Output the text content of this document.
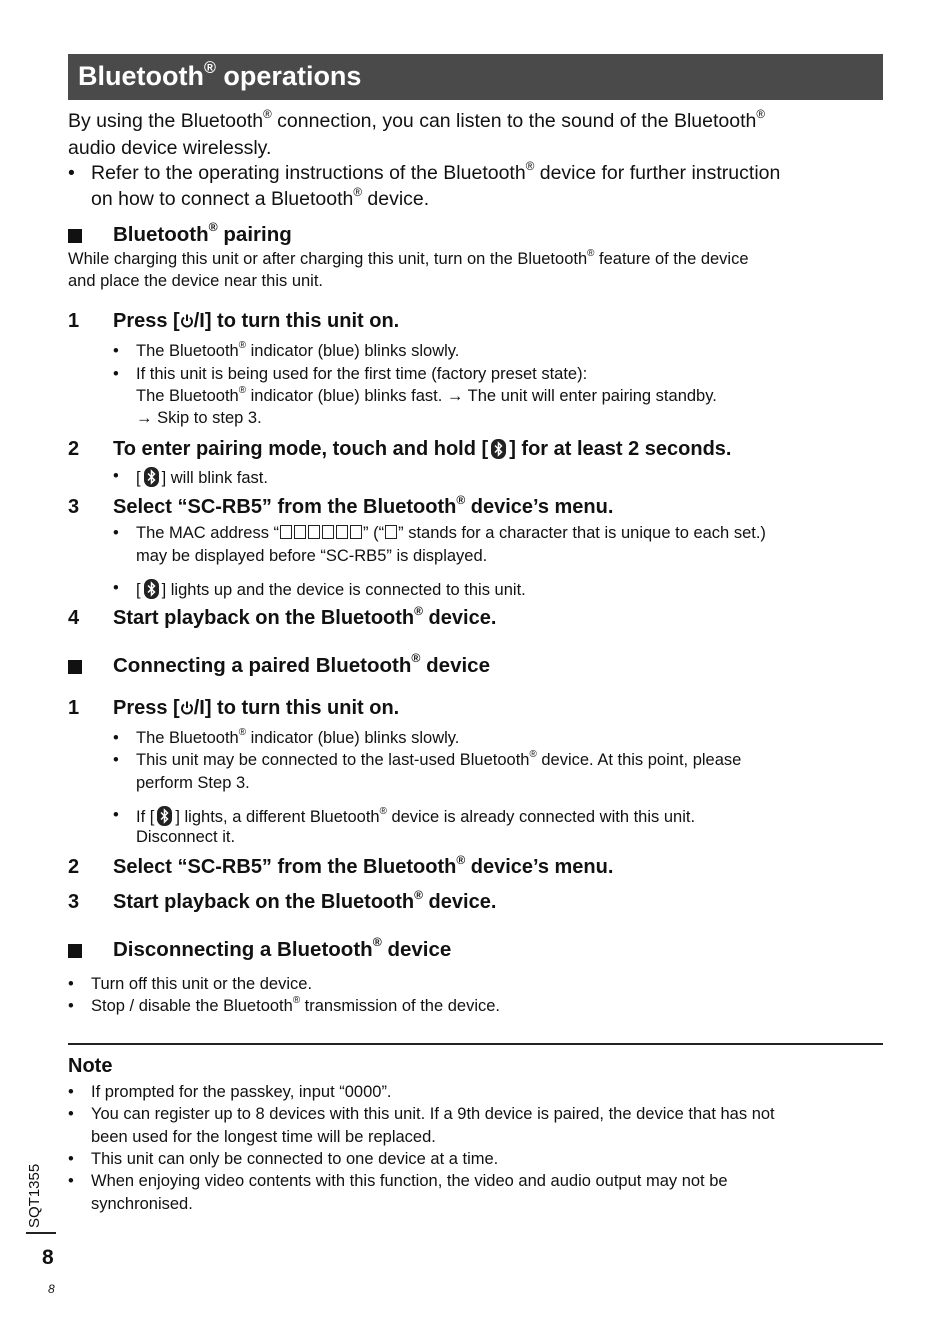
Bluetooth® operations
By using the Bluetooth® connection, you can listen to the sound of the Bluetooth®
audio device wirelessly.
• Refer to the operating instructions of the Bluetooth® device for further instruction
on how to connect a Bluetooth® device.
Bluetooth® pairing
While charging this unit or after charging this unit, turn on the Bluetooth® feature of the device
and place the device near this unit.
1 Press [ /I] to turn this unit on.
• The Bluetooth® indicator (blue) blinks slowly.
• If this unit is being used for the first time (factory preset state):
The Bluetooth® indicator (blue) blinks fast. → The unit will enter pairing standby.
→ Skip to step 3.
2 To enter pairing mode, touch and hold [ ] for at least 2 seconds.
• [ ] will blink fast.
3 Select “SC-RB5” from the Bluetooth® device’s menu.
• The MAC address “	” (“ ” stands for a character that is unique to each set.)
may be displayed before “SC-RB5” is displayed.
• [ ] lights up and the device is connected to this unit.
4 Start playback on the Bluetooth® device.
Connecting a paired Bluetooth® device
1 Press [ /I] to turn this unit on.
• The Bluetooth® indicator (blue) blinks slowly.
• This unit may be connected to the last-used Bluetooth® device. At this point, please
perform Step 3.
• If [ ] lights, a different Bluetooth® device is already connected with this unit.
Disconnect it.
2 Select “SC-RB5” from the Bluetooth® device’s menu.
3 Start playback on the Bluetooth® device.
Disconnecting a Bluetooth® device
• Turn off this unit or the device.
• Stop / disable the Bluetooth® transmission of the device.
Note
• If prompted for the passkey, input “0000”.
• You can register up to 8 devices with this unit. If a 9th device is paired, the device that has not
been used for the longest time will be replaced.
• This unit can only be connected to one device at a time.
• When enjoying video contents with this function, the video and audio output may not be
synchronised.
SQT1355
8
8
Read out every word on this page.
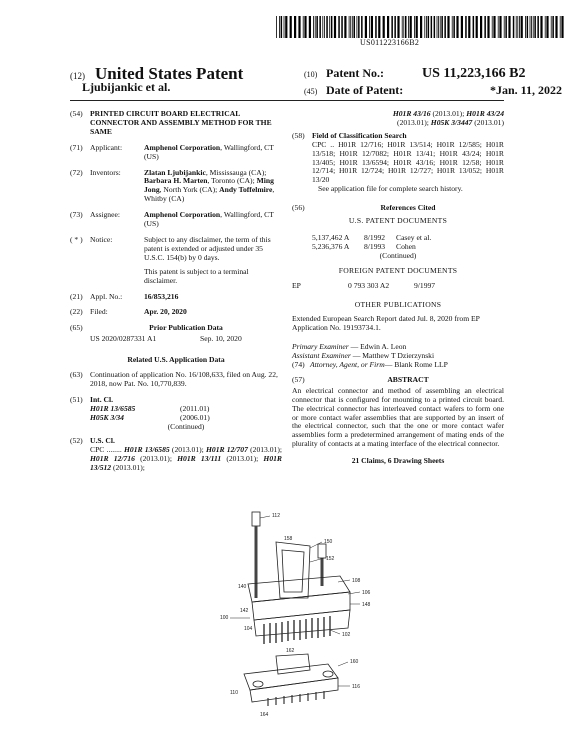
US011223166B2
(12) United States Patent
Ljubijankic et al.
(10) Patent No.:	US 11,223,166 B2
(45) Date of Patent:	*Jan. 11, 2022
(54) PRINTED CIRCUIT BOARD ELECTRICAL CONNECTOR AND ASSEMBLY METHOD FOR THE SAME
(71) Applicant:	Amphenol Corporation, Wallingford, CT (US)
(72) Inventors:	Zlatan Ljubijankic, Mississauga (CA); Barbara H. Marten, Toronto (CA); Ming Jong, North York (CA); Andy Toffelmire, Whitby (CA)
(73) Assignee:	Amphenol Corporation, Wallingford, CT (US)
( * ) Notice:	Subject to any disclaimer, the term of this patent is extended or adjusted under 35 U.S.C. 154(b) by 0 days.

This patent is subject to a terminal disclaimer.
(21) Appl. No.:	16/853,216
(22) Filed:	Apr. 20, 2020
(65)	Prior Publication Data
US 2020/0287331 A1	Sep. 10, 2020
Related U.S. Application Data
(63) Continuation of application No. 16/108,633, filed on Aug. 22, 2018, now Pat. No. 10,770,839.
(51) Int. Cl.
H01R 13/6585	(2011.01)
H05K 3/34	(2006.01)
(Continued)
(52) U.S. Cl.
CPC ........ H01R 13/6585 (2013.01); H01R 12/707 (2013.01); H01R 12/716 (2013.01); H01R 13/111 (2013.01); H01R 13/512 (2013.01);
H01R 43/16 (2013.01); H01R 43/24
(2013.01); H05K 3/3447 (2013.01)
(58) Field of Classification Search
CPC .. H01R 12/716; H01R 13/514; H01R 12/585; H01R 13/518; H01R 12/7082; H01R 13/41; H01R 43/24; H01R 13/405; H01R 13/6594; H01R 43/16; H01R 12/58; H01R 12/714; H01R 12/724; H01R 12/727; H01R 13/052; H01R 13/20
See application file for complete search history.
(56)	References Cited
U.S. PATENT DOCUMENTS
5,137,462 A	8/1992	Casey et al.
5,236,376 A	8/1993	Cohen
(Continued)
FOREIGN PATENT DOCUMENTS
EP	0 793 303 A2	9/1997
OTHER PUBLICATIONS
Extended European Search Report dated Jul. 8, 2020 from EP Application No. 19193734.1.
Primary Examiner — Edwin A. Leon
Assistant Examiner — Matthew T Dzierzynski
(74) Attorney, Agent, or Firm — Blank Rome LLP
(57)	ABSTRACT
An electrical connector and method of assembling an electrical connector that is configured for mounting to a printed circuit board. The electrical connector has interleaved contact wafers to form one or more contact wafer assemblies that are supported by an insert of the electrical connector, such that the one or more contact wafer assemblies form a predetermined arrangement of mating ends of the plurality of contacts at a mating interface of the electrical connector.
21 Claims, 6 Drawing Sheets
112
158	150
108
106
152
140
148
142
102
104
100
162
160
116
110
164
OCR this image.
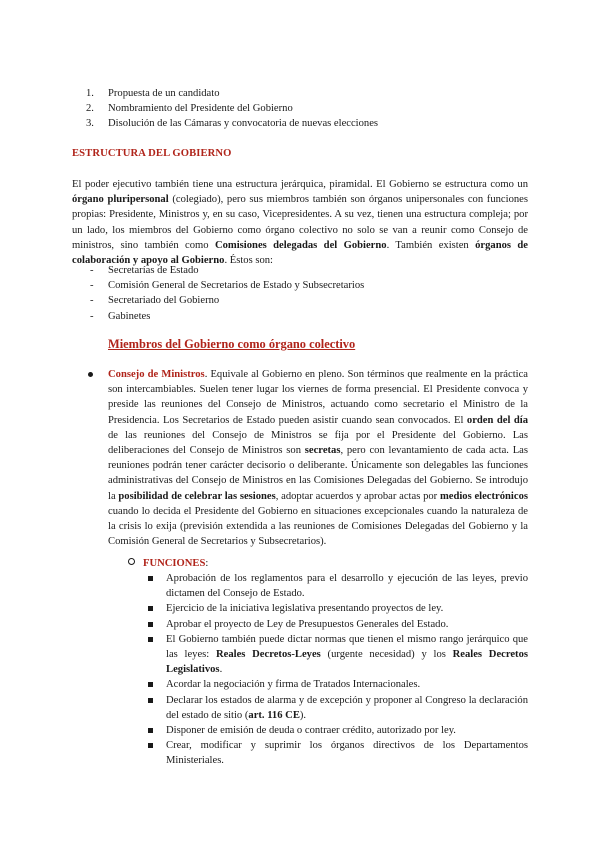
1. Propuesta de un candidato
2. Nombramiento del Presidente del Gobierno
3. Disolución de las Cámaras y convocatoria de nuevas elecciones
ESTRUCTURA DEL GOBIERNO

El poder ejecutivo también tiene una estructura jerárquica, piramidal. El Gobierno se estructura como un órgano pluripersonal (colegiado), pero sus miembros también son órganos unipersonales con funciones propias: Presidente, Ministros y, en su caso, Vicepresidentes. A su vez, tienen una estructura compleja; por un lado, los miembros del Gobierno como órgano colectivo no solo se van a reunir como Consejo de ministros, sino también como Comisiones delegadas del Gobierno. También existen órganos de colaboración y apoyo al Gobierno. Éstos son:

- Secretarías de Estado
- Comisión General de Secretarios de Estado y Subsecretarios
- Secretariado del Gobierno
- Gabinetes
Miembros del Gobierno como órgano colectivo
Consejo de Ministros. Equivale al Gobierno en pleno. Son términos que realmente en la práctica son intercambiables. Suelen tener lugar los viernes de forma presencial. El Presidente convoca y preside las reuniones del Consejo de Ministros, actuando como secretario el Ministro de la Presidencia. Los Secretarios de Estado pueden asistir cuando sean convocados. El orden del día de las reuniones del Consejo de Ministros se fija por el Presidente del Gobierno. Las deliberaciones del Consejo de Ministros son secretas, pero con levantamiento de cada acta. Las reuniones podrán tener carácter decisorio o deliberante. Únicamente son delegables las funciones administrativas del Consejo de Ministros en las Comisiones Delegadas del Gobierno. Se introdujo la posibilidad de celebrar las sesiones, adoptar acuerdos y aprobar actas por medios electrónicos cuando lo decida el Presidente del Gobierno en situaciones excepcionales cuando la naturaleza de la crisis lo exija (previsión extendida a las reuniones de Comisiones Delegadas del Gobierno y la Comisión General de Secretarios y Subsecretarios).

FUNCIONES:

Aprobación de los reglamentos para el desarrollo y ejecución de las leyes, previo dictamen del Consejo de Estado.
Ejercicio de la iniciativa legislativa presentando proyectos de ley.
Aprobar el proyecto de Ley de Presupuestos Generales del Estado.
El Gobierno también puede dictar normas que tienen el mismo rango jerárquico que las leyes: Reales Decretos-Leyes (urgente necesidad) y los Reales Decretos Legislativos.
Acordar la negociación y firma de Tratados Internacionales.
Declarar los estados de alarma y de excepción y proponer al Congreso la declaración del estado de sitio (art. 116 CE).
Disponer de emisión de deuda o contraer crédito, autorizado por ley.
Crear, modificar y suprimir los órganos directivos de los Departamentos Ministeriales.
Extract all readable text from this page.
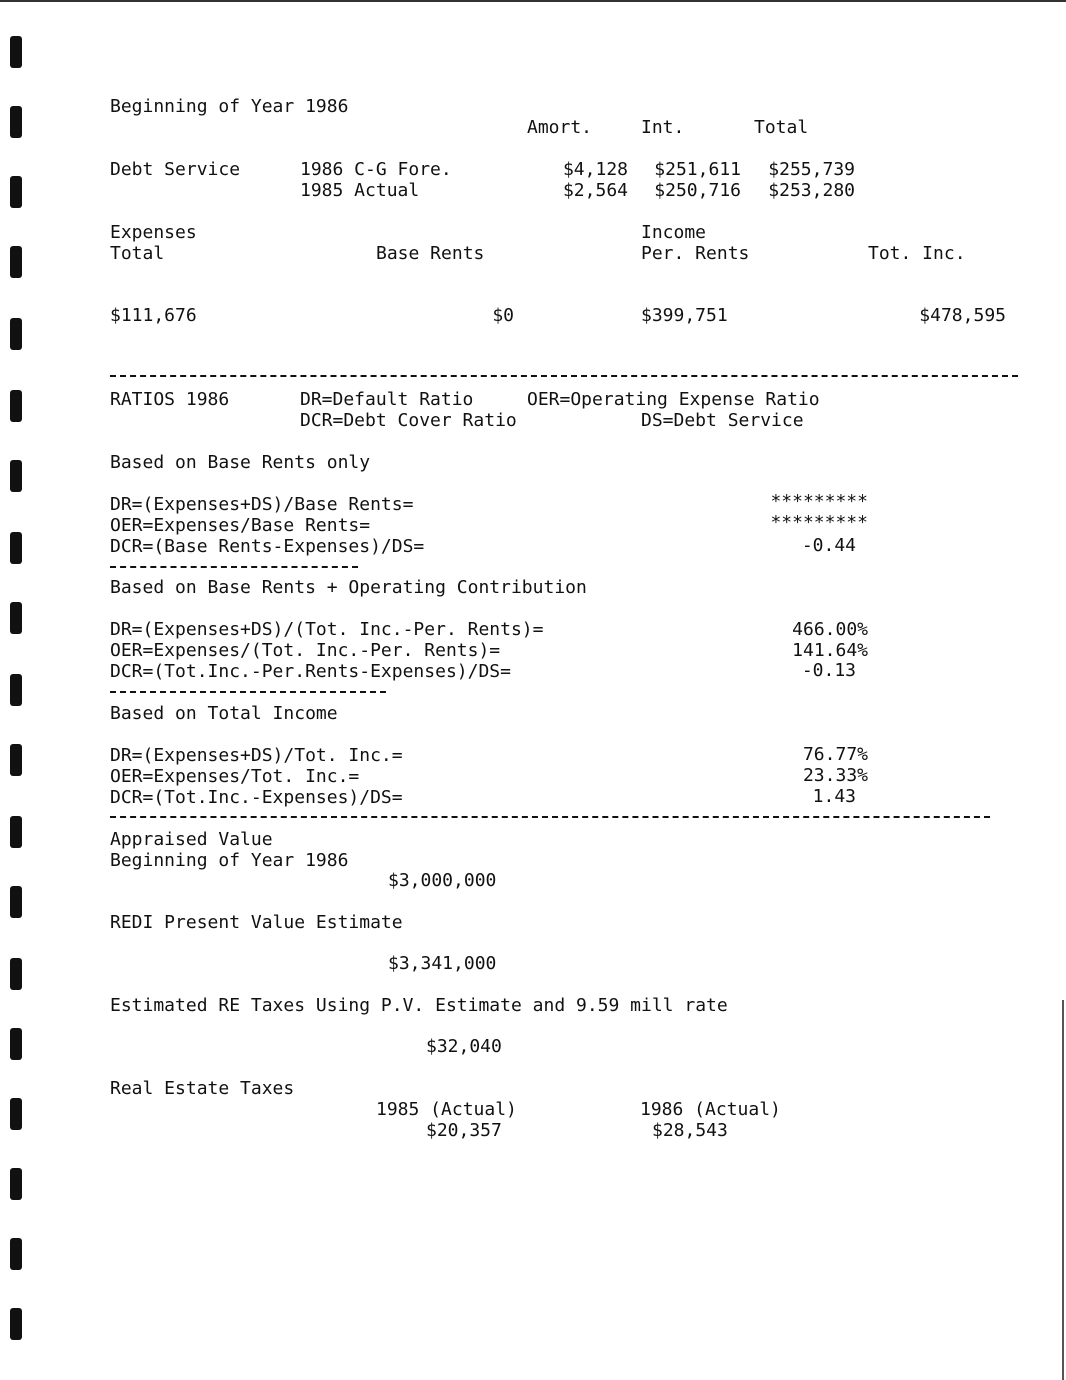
Beginning of Year 1986
Amort.	Int.	Total
Debt Service	1986 C-G Fore.	$4,128	$251,611	$255,739
1985 Actual	$2,564	$250,716	$253,280
Expenses
Total	Base Rents
Income
Per. Rents	Tot. Inc.
$111,676	$0	$399,751	$478,595
RATIOS 1986	DR=Default Ratio	OER=Operating Expense Ratio
DCR=Debt Cover Ratio	DS=Debt Service
Based on Base Rents only
DR=(Expenses+DS)/Base Rents=	*********
OER=Expenses/Base Rents=	*********
DCR=(Base Rents-Expenses)/DS=	-0.44
Based on Base Rents + Operating Contribution
DR=(Expenses+DS)/(Tot. Inc.-Per. Rents)=	466.00%
OER=Expenses/(Tot. Inc.-Per. Rents)=	141.64%
DCR=(Tot.Inc.-Per.Rents-Expenses)/DS=	-0.13
Based on Total Income
DR=(Expenses+DS)/Tot. Inc.=	76.77%
OER=Expenses/Tot. Inc.=	23.33%
DCR=(Tot.Inc.-Expenses)/DS=	1.43
Appraised Value
Beginning of Year 1986
$3,000,000
REDI Present Value Estimate
$3,341,000
Estimated RE Taxes Using P.V. Estimate and 9.59 mill rate
$32,040
Real Estate Taxes
1985 (Actual)
$20,357
1986 (Actual)
$28,543
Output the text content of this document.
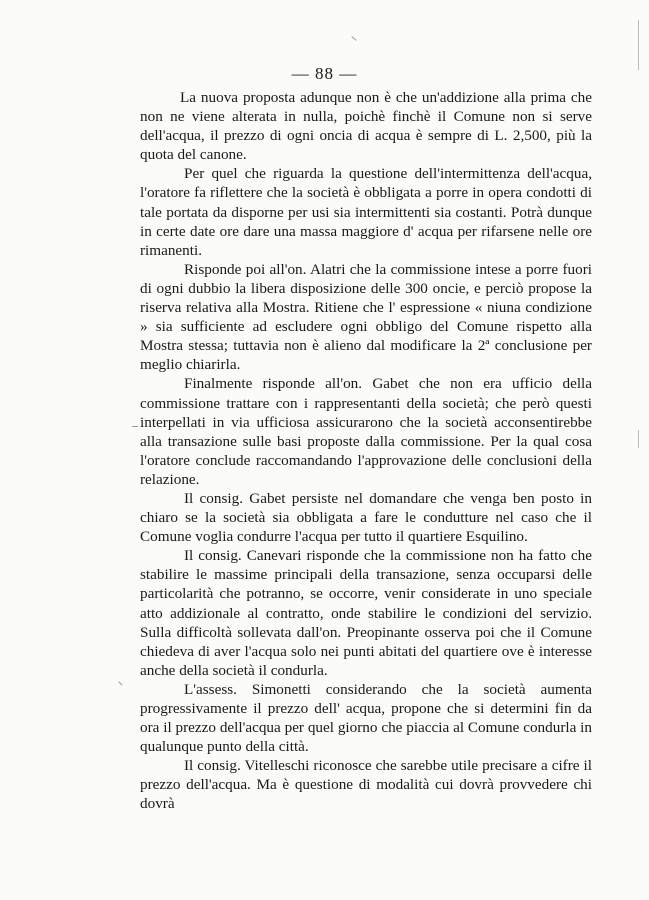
— 88 —

La nuova proposta adunque non è che un'addizione alla prima che non ne viene alterata in nulla, poichè finchè il Comune non si serve dell'acqua, il prezzo di ogni oncia di acqua è sempre di L. 2,500, più la quota del canone.

Per quel che riguarda la questione dell'intermittenza dell'acqua, l'oratore fa riflettere che la società è obbligata a porre in opera condotti di tale portata da disporne per usi sia intermittenti sia costanti. Potrà dunque in certe date ore dare una massa maggiore d' acqua per rifarsene nelle ore rimanenti.

Risponde poi all'on. Alatri che la commissione intese a porre fuori di ogni dubbio la libera disposizione delle 300 oncie, e perciò propose la riserva relativa alla Mostra. Ritiene che l' espressione « niuna condizione » sia sufficiente ad escludere ogni obbligo del Comune rispetto alla Mostra stessa; tuttavia non è alieno dal modificare la 2ª conclusione per meglio chiarirla.

Finalmente risponde all'on. Gabet che non era ufficio della commissione trattare con i rappresentanti della società; che però questi interpellati in via ufficiosa assicurarono che la società acconsentirebbe alla transazione sulle basi proposte dalla commissione. Per la qual cosa l'oratore conclude raccomandando l'approvazione delle conclusioni della relazione.

Il consig. Gabet persiste nel domandare che venga ben posto in chiaro se la società sia obbligata a fare le condutture nel caso che il Comune voglia condurre l'acqua per tutto il quartiere Esquilino.

Il consig. Canevari risponde che la commissione non ha fatto che stabilire le massime principali della transazione, senza occuparsi delle particolarità che potranno, se occorre, venir considerate in uno speciale atto addizionale al contratto, onde stabilire le condizioni del servizio. Sulla difficoltà sollevata dall'on. Preopinante osserva poi che il Comune chiedeva di aver l'acqua solo nei punti abitati del quartiere ove è interesse anche della società il condurla.

L'assess. Simonetti considerando che la società aumenta progressivamente il prezzo dell' acqua, propone che si determini fin da ora il prezzo dell'acqua per quel giorno che piaccia al Comune condurla in qualunque punto della città.

Il consig. Vitelleschi riconosce che sarebbe utile precisare a cifre il prezzo dell'acqua. Ma è questione di modalità cui dovrà provvedere chi dovrà
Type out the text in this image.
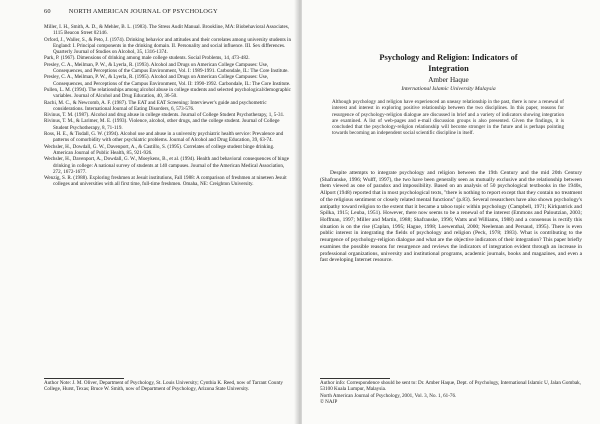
60	NORTH AMERICAN JOURNAL OF PSYCHOLOGY

Miller, I. H., Smith, A. D., & Mehler, B. L. (1983). The Stress Audit Manual. Brookline, MA: Biobehavioral Associates, 1115 Beacon Street 02146.

Orford, J., Waller, S., & Peto, J. (1974). Drinking behavior and attitudes and their correlates among university students in England: I. Principal components in the drinking domain. II. Personality and social influence. III. Sex differences. Quarterly Journal of Studies on Alcohol, 35, 1316-1374.

Park, P. (1967). Dimensions of drinking among male college students. Social Problems, 14, 473-482.

Presley, C. A., Meilman, P. W., & Lyerla, R. (1993). Alcohol and Drugs on American College Campuses: Use, Consequences, and Perceptions of the Campus Environment, Vol. I: 1989-1991. Carbondale, IL: The Core Institute.

Presley, C. A., Meilman, P. W., & Lyerla, R. (1995). Alcohol and Drugs on American College Campuses: Use, Consequences, and Perceptions of the Campus Environment, Vol. II: 1990-1992. Carbondale, IL: The Core Institute.

Pullen, L. M. (1994). The relationships among alcohol abuse in college students and selected psychological/demographic variables. Journal of Alcohol and Drug Education, 40, 36-50.

Rachi, M. C., & Newcomb, A. F. (1987). The EAT and EAT Screening: Interviewer's guide and psychometric considerations. International Journal of Eating Disorders, 6, 573-576.

Rivinus, T. M. (1987). Alcohol and drug abuse in college students. Journal of College Student Psychotherapy, 1, 5-31.

Rivinus, T. M., & Larimer, M. E. (1993). Violence, alcohol, other drugs, and the college student. Journal of College Student Psychotherapy, 8, 71-119.

Ross, H. E., & Tisdall, G. W. (1994). Alcohol use and abuse in a university psychiatric health service: Prevalence and patterns of comorbidity with other psychiatric problems. Journal of Alcohol and Drug Education, 39, 63-74.

Wechsler, H., Dowdall, G. W., Davenport, A., & Castillo, S. (1995). Correlates of college student binge drinking. American Journal of Public Health, 85, 921-926.

Wechsler, H., Davenport, A., Dowdall, G. W., Moeykens, B., et al. (1994). Health and behavioral consequences of binge drinking in college: A national survey of students at 140 campuses. Journal of the American Medical Association, 272, 1672-1677.

Wenzig, S. R. (1988). Exploring freshmen at Jesuit institutions, Fall 1988: A comparison of freshmen at nineteen Jesuit colleges and universities with all first time, full-time freshmen. Omaha, NE: Creighton University.

Author Note: J. M. Oliver, Department of Psychology, St. Louis University; Cynthia K. Reed, now of Tarrant County College, Hurst, Texas; Bruce W. Smith, now of Department of Psychology, Arizona State University.
Psychology and Religion: Indicators of
Integration
Amber Haque
International Islamic University Malaysia
Although psychology and religion have experienced an uneasy relationship in the past, there is now a renewal of interest and interest in exploring positive relationship between the two disciplines. In this paper, reasons for resurgence of psychology-religion dialogue are discussed in brief and a variety of indicators showing integration are examined. A list of web-pages and e-mail discussion groups is also presented. Given the findings, it is concluded that the psychology-religion relationship will become stronger in the future and is perhaps pointing towards becoming an independent social scientific discipline in itself.

Despite attempts to integrate psychology and religion between the 19th Century and the mid 20th Century (Shafranske, 1996; Wulff, 1997), the two have been generally seen as mutually exclusive and the relationship between them viewed as one of paradox and impossibility. Based on an analysis of 50 psychological textbooks in the 1940s, Allport (1948) reported that in most psychological texts, "there is nothing to report except that they contain no treatment of the religious sentiment or closely related mental functions" (p.83). Several researchers have also shown psychology's antipathy toward religion to the extent that it became a taboo topic within psychology (Campbell, 1971; Kirkpatrick and Spilka, 1915; Leuba, 1951). However, there now seems to be a renewal of the interest (Emmons and Paloutzian, 2003; Hoffman, 1997; Miller and Martin, 1988; Shafranske, 1996; Watts and Williams, 1988) and a consensus is rectify this situation is on the rise (Caplan, 1995; Hague, 1998; Loewenthal, 2000; Neeleman and Persaud, 1995). There is even public interest in integrating the fields of psychology and religion (Peck, 1978; 1983). What is contributing to the resurgence of psychology-religion dialogue and what are the objective indicators of their integration? This paper briefly examines the possible reasons for resurgence and reviews the indicators of integration evident through an increase in professional organizations, university and institutional programs, academic journals, books and magazines, and even a fast developing Internet resource.

Author info: Correspondence should be sent to: Dr. Amber Haque, Dept. of Psychology, International Islamic U, Jalan Gombak, 53100 Kuala Lumpur, Malaysia.
North American Journal of Psychology, 2001, Vol. 3, No. 1, 61-76.
© NAJP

-------

## STATED EXERCISE:
Pull out all lines from the entries above in which the word "Debt" appears.

## THE SOLUTION:
Debt Service	1986 C-G Fore.	$4,128	$251,611	$255,739
DCR=Debt Cover Ratio	DS=Debt Service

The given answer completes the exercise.